Dataset items
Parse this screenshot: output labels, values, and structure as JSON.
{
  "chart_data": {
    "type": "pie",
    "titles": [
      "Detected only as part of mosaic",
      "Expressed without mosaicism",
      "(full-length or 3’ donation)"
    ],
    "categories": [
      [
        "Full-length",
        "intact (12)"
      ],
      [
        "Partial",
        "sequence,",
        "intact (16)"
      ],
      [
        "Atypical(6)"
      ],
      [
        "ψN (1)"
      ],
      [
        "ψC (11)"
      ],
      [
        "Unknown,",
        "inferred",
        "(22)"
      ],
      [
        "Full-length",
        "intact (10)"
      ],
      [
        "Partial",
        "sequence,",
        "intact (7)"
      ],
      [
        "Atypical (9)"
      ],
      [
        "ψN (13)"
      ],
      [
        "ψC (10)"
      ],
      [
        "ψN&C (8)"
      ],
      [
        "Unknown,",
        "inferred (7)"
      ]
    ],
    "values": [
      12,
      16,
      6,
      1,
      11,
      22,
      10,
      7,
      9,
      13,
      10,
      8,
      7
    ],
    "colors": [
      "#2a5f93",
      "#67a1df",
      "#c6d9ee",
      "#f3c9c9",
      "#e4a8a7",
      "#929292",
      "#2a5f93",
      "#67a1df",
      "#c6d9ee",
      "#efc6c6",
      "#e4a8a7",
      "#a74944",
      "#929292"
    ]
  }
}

_Task brief:_
Provide only the count of lines in the material above that hold the word "intact".

_The response:_
4